— INFORMATION SHOWN —
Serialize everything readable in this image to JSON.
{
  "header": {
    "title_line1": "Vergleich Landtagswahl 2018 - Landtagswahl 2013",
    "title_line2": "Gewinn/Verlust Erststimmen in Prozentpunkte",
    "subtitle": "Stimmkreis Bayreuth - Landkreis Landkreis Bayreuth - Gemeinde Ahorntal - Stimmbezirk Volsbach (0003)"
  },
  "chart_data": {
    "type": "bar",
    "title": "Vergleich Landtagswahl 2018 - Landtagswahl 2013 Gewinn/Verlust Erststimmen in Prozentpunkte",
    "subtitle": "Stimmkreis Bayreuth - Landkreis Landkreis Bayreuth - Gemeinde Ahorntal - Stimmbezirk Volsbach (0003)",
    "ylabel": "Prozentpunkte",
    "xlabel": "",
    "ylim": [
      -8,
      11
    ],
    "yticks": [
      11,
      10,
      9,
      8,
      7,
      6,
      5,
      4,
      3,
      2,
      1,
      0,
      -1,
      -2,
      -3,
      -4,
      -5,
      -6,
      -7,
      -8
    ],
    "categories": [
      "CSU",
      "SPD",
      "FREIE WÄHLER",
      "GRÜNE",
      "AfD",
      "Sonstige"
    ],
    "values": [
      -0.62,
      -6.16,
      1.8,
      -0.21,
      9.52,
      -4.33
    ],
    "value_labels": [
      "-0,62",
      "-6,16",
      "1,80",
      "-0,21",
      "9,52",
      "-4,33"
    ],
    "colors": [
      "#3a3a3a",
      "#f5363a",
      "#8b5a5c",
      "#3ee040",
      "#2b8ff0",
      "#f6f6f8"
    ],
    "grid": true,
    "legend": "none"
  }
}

— WRITTEN REQUEST —
Restate the whole listing exactly.

— EXERCISE RESPONSE —
Serialize everything readable in this image to JSON.
{
  "header": {
    "title_line1": "Vergleich Landtagswahl 2018 - Landtagswahl 2013",
    "title_line2": "Gewinn/Verlust Erststimmen in Prozentpunkte",
    "subtitle": "Stimmkreis Bayreuth - Landkreis Landkreis Bayreuth - Gemeinde Ahorntal - Stimmbezirk Volsbach (0003)"
  },
  "chart_data": {
    "type": "bar",
    "title": "Vergleich Landtagswahl 2018 - Landtagswahl 2013 Gewinn/Verlust Erststimmen in Prozentpunkte",
    "subtitle": "Stimmkreis Bayreuth - Landkreis Landkreis Bayreuth - Gemeinde Ahorntal - Stimmbezirk Volsbach (0003)",
    "ylabel": "Prozentpunkte",
    "xlabel": "",
    "ylim": [
      -8,
      11
    ],
    "yticks": [
      11,
      10,
      9,
      8,
      7,
      6,
      5,
      4,
      3,
      2,
      1,
      0,
      -1,
      -2,
      -3,
      -4,
      -5,
      -6,
      -7,
      -8
    ],
    "categories": [
      "CSU",
      "SPD",
      "FREIE WÄHLER",
      "GRÜNE",
      "AfD",
      "Sonstige"
    ],
    "values": [
      -0.62,
      -6.16,
      1.8,
      -0.21,
      9.52,
      -4.33
    ],
    "value_labels": [
      "-0,62",
      "-6,16",
      "1,80",
      "-0,21",
      "9,52",
      "-4,33"
    ],
    "colors": [
      "#3a3a3a",
      "#f5363a",
      "#8b5a5c",
      "#3ee040",
      "#2b8ff0",
      "#f6f6f8"
    ],
    "grid": true,
    "legend": "none"
  }
}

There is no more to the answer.